Short exercise: Locate the string "this" in the listing below. Copy every line where it is found.

Stored records:
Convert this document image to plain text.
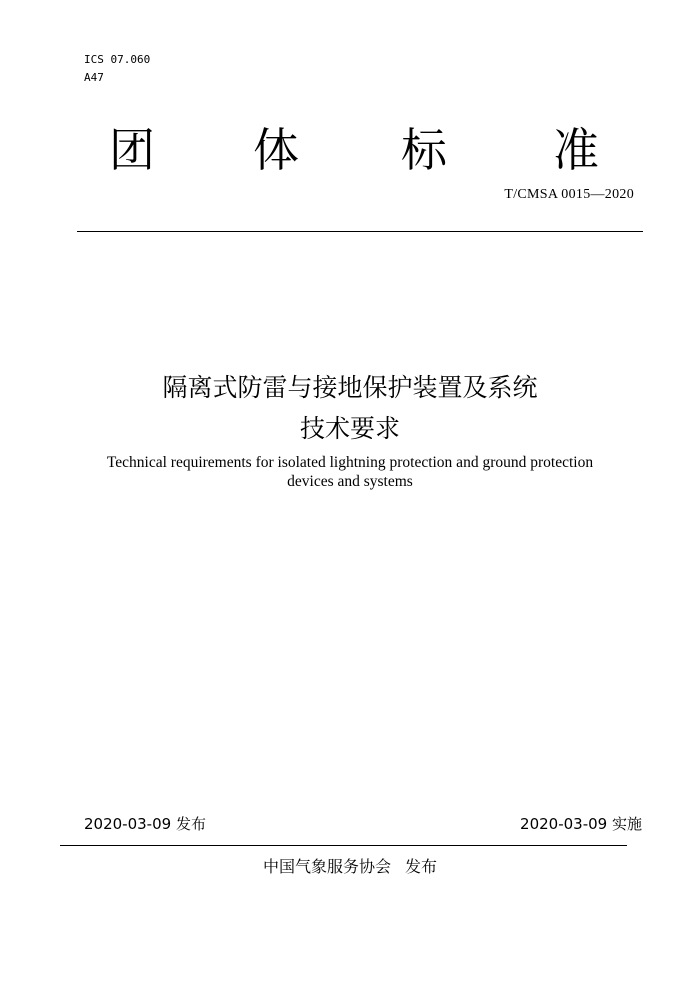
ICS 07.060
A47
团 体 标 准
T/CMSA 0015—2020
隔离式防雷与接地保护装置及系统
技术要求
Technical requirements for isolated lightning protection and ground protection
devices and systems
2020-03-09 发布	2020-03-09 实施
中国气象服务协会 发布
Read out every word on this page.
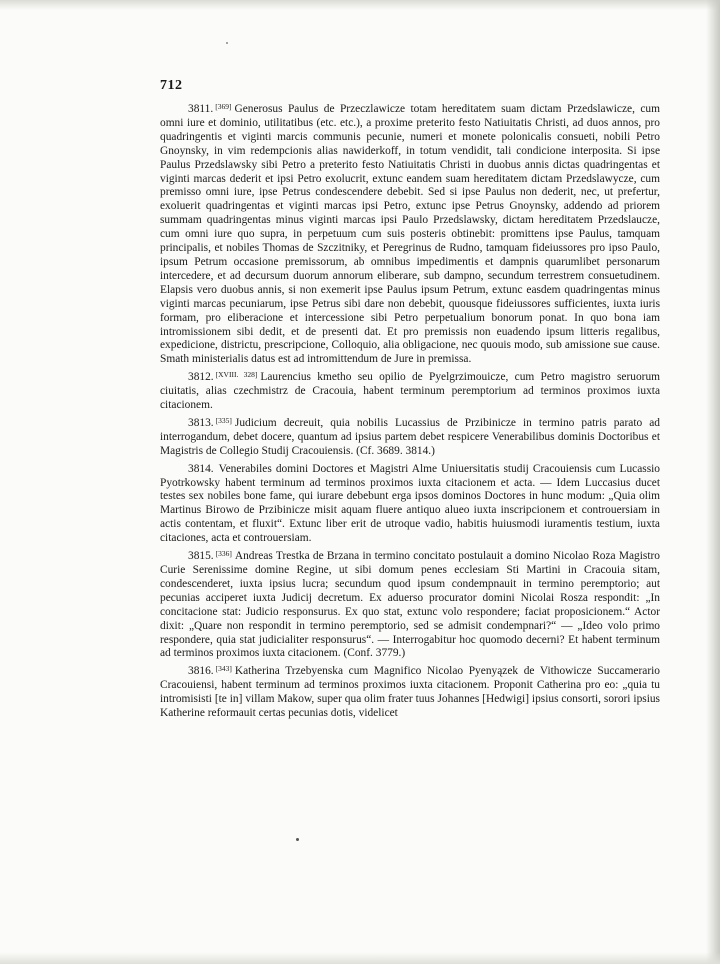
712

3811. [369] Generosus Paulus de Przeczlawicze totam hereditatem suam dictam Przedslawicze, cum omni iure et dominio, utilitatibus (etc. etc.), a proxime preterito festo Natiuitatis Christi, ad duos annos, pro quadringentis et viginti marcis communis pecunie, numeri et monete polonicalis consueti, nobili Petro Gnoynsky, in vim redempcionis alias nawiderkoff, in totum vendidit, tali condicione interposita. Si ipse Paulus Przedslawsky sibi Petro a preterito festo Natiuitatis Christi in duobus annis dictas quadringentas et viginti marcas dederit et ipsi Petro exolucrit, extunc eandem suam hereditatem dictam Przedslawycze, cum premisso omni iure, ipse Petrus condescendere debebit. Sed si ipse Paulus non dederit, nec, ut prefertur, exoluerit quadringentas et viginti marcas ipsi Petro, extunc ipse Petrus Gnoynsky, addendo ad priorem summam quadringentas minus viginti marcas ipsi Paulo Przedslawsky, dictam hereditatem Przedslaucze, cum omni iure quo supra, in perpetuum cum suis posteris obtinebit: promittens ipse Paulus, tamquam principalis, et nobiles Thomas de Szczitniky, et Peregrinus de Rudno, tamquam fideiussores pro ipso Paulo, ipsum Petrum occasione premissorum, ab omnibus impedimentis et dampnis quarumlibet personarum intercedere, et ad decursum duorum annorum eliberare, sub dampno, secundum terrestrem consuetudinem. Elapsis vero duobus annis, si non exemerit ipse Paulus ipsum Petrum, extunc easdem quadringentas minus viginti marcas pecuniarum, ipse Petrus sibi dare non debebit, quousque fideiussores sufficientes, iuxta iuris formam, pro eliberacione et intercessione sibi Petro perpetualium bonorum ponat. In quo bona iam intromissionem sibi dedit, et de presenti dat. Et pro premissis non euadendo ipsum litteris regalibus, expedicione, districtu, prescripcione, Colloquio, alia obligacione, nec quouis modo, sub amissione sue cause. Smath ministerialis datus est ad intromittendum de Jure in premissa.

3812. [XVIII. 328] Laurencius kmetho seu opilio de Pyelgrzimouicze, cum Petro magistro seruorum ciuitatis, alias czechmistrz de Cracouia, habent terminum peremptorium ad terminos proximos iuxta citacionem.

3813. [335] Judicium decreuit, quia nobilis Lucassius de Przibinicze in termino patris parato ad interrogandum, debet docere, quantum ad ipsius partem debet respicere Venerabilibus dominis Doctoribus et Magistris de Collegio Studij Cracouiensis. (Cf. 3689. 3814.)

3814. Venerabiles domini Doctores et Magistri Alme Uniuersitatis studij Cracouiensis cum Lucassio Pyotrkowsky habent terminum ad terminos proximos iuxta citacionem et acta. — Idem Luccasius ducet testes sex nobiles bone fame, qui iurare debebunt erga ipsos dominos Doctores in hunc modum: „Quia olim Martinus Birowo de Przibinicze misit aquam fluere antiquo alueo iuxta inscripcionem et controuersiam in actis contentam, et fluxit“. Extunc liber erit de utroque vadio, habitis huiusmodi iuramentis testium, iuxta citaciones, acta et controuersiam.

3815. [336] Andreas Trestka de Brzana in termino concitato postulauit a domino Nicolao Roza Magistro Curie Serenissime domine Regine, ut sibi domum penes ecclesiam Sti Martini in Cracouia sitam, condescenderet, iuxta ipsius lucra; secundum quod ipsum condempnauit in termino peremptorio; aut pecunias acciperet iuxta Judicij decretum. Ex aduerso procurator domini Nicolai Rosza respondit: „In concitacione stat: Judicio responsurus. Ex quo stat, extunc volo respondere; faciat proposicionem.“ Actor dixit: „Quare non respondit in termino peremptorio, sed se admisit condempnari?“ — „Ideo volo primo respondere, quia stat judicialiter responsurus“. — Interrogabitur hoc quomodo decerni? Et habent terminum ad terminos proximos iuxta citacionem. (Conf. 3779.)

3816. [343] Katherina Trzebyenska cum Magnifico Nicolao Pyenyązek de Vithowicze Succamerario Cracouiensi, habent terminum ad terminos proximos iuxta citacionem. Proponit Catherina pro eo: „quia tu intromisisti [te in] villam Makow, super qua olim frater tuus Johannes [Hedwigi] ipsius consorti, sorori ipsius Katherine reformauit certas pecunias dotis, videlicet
...
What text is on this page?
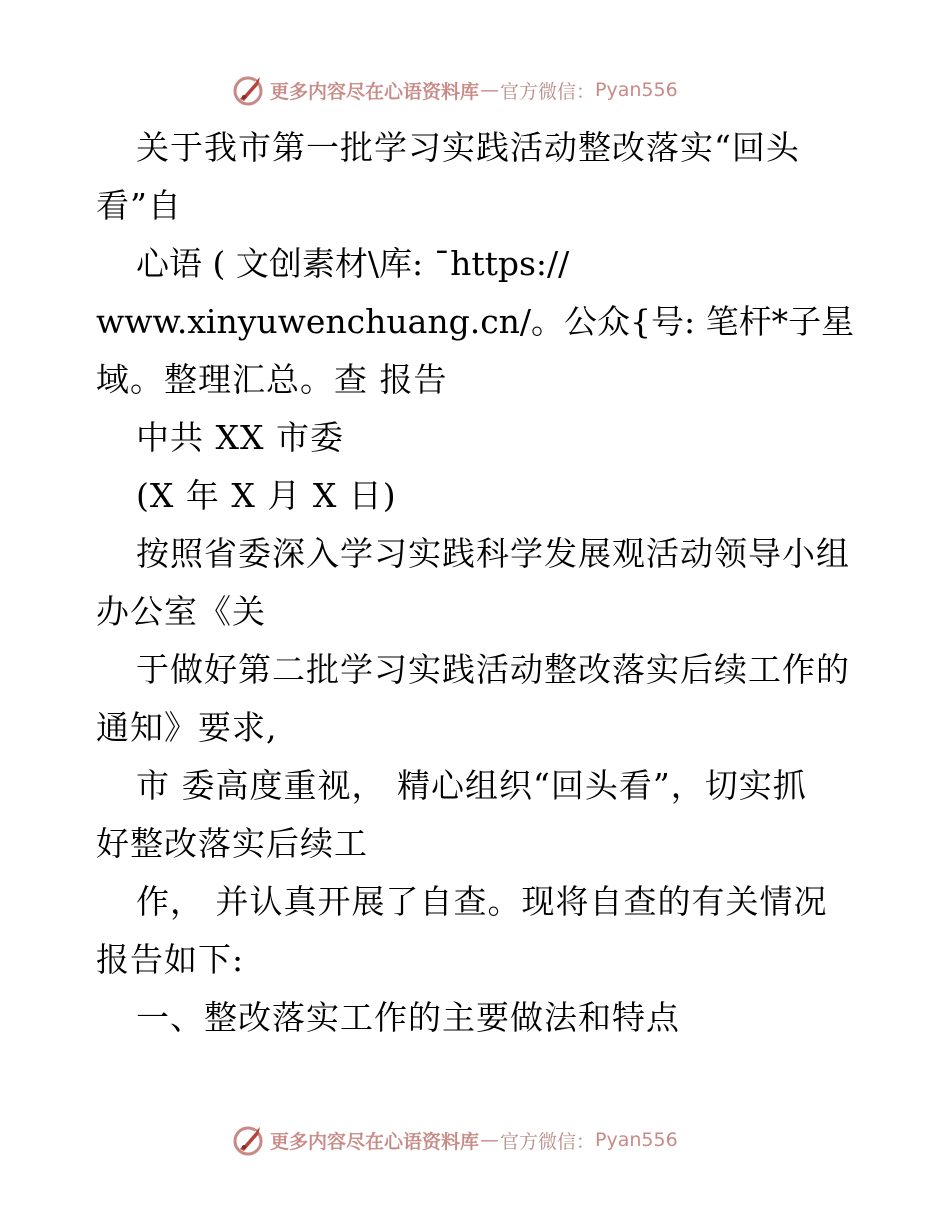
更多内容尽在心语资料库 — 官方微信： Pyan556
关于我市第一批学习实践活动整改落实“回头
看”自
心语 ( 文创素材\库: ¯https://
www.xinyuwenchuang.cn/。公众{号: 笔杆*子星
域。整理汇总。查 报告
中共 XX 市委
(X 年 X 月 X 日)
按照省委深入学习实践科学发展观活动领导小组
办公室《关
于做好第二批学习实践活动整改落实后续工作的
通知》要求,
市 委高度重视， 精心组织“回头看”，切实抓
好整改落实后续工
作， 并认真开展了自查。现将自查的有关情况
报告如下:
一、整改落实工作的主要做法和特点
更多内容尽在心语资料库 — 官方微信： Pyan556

Exercise response:
Convert this document image to plain text.
Read out every word on this page.
What text is on this page?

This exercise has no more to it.